##### DATA SUPPLIED #####

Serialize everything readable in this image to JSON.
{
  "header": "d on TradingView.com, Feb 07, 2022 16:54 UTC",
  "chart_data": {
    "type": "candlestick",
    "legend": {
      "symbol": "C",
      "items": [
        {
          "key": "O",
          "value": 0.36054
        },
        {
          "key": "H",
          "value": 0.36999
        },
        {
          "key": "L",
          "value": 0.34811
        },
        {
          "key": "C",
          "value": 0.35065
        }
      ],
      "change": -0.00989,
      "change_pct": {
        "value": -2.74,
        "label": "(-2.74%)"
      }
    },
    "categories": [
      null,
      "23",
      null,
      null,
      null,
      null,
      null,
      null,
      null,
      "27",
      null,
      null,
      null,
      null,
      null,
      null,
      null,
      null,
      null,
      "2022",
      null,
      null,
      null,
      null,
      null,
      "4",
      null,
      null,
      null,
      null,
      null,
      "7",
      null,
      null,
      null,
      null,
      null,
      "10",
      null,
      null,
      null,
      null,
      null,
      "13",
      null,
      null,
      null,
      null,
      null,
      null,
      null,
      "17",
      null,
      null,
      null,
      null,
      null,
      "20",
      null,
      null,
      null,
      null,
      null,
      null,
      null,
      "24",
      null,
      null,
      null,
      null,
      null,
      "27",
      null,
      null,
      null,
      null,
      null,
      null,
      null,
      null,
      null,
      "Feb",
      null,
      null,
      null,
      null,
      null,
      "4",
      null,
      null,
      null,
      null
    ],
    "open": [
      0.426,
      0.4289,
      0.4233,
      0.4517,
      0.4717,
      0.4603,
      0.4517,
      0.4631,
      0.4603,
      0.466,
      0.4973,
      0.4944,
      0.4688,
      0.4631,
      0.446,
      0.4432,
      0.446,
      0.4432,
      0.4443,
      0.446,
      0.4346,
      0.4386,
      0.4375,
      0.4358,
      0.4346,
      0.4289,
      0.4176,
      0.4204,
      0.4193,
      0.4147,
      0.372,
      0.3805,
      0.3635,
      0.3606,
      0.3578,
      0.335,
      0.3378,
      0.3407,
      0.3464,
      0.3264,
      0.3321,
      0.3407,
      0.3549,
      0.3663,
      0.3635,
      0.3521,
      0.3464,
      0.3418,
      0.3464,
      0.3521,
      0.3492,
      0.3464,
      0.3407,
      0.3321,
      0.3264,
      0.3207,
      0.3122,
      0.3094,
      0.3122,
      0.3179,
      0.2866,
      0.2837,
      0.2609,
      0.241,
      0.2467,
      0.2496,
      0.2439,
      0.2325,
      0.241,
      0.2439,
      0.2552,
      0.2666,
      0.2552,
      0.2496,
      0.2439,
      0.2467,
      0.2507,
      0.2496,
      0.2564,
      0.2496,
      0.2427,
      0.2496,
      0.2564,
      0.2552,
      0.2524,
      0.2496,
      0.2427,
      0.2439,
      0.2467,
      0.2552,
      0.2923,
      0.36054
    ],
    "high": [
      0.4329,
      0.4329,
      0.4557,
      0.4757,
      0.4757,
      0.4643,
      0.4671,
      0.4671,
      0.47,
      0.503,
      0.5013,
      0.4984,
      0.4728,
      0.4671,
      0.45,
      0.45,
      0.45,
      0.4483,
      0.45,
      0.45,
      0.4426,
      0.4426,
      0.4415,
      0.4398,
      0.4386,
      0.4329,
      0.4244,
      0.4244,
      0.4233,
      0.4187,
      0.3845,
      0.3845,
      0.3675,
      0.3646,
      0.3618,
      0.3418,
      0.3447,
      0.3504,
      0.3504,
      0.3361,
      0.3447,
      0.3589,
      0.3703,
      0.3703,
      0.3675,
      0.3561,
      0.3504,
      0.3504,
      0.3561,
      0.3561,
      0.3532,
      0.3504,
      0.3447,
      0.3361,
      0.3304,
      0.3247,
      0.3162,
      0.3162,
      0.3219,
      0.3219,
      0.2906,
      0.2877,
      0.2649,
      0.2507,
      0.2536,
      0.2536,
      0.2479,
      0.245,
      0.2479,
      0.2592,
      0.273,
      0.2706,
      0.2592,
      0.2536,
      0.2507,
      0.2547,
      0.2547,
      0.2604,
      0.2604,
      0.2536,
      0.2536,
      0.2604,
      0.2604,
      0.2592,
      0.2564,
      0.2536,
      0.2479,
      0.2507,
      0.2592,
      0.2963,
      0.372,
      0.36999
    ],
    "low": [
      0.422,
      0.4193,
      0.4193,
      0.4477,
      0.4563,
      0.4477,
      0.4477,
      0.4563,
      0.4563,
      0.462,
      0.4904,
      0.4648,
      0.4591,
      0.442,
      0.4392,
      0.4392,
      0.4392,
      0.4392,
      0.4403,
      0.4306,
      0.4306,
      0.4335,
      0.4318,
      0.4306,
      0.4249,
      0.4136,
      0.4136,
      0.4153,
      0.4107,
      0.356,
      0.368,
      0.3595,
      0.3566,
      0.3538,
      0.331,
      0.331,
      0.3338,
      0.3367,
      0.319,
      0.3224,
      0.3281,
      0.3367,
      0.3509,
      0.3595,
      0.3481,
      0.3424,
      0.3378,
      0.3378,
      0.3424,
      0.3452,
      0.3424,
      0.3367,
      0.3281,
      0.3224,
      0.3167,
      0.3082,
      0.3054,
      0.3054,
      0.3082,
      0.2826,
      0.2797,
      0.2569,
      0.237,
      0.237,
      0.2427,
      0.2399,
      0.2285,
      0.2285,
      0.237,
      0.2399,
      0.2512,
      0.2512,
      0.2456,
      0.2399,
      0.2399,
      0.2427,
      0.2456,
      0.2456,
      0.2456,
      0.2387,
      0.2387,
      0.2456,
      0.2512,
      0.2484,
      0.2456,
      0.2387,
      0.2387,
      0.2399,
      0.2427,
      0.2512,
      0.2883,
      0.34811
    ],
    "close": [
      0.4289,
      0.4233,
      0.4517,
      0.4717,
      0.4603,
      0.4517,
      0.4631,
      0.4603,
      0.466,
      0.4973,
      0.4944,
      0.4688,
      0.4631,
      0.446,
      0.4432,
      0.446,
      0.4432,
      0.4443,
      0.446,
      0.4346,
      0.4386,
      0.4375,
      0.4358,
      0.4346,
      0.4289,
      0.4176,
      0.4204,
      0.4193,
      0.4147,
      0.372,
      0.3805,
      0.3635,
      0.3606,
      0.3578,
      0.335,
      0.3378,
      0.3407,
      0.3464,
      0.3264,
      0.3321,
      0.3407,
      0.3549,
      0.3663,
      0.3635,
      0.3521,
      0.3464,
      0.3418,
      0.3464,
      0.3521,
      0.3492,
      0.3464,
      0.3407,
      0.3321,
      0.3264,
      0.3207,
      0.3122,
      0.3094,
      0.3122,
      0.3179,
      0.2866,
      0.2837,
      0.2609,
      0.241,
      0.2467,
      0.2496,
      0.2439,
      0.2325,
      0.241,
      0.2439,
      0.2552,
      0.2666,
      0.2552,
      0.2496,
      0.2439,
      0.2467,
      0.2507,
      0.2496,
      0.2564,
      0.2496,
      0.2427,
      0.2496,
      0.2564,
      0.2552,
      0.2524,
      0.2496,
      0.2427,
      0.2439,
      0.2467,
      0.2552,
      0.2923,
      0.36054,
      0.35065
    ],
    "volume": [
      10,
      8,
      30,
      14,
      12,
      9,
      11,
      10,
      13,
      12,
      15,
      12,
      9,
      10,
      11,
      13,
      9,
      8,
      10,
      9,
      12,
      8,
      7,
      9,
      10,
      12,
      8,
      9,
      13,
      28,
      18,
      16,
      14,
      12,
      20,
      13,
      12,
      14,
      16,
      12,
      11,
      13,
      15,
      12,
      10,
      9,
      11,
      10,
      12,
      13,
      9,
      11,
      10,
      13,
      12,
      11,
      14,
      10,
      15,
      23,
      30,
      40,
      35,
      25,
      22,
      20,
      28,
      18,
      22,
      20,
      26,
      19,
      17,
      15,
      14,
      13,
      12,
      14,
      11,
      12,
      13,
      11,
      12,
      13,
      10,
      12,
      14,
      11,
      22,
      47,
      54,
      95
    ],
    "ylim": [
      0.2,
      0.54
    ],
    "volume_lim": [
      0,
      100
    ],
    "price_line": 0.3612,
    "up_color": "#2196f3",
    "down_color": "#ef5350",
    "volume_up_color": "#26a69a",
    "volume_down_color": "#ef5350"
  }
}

#####

-- DIRECTIVE --
Copy each line above that contains the word "value".

-- TASK RESPONSE --
          "value": 0.36054
          "value": 0.36999
          "value": 0.34811
          "value": 0.35065
        "value": -2.74,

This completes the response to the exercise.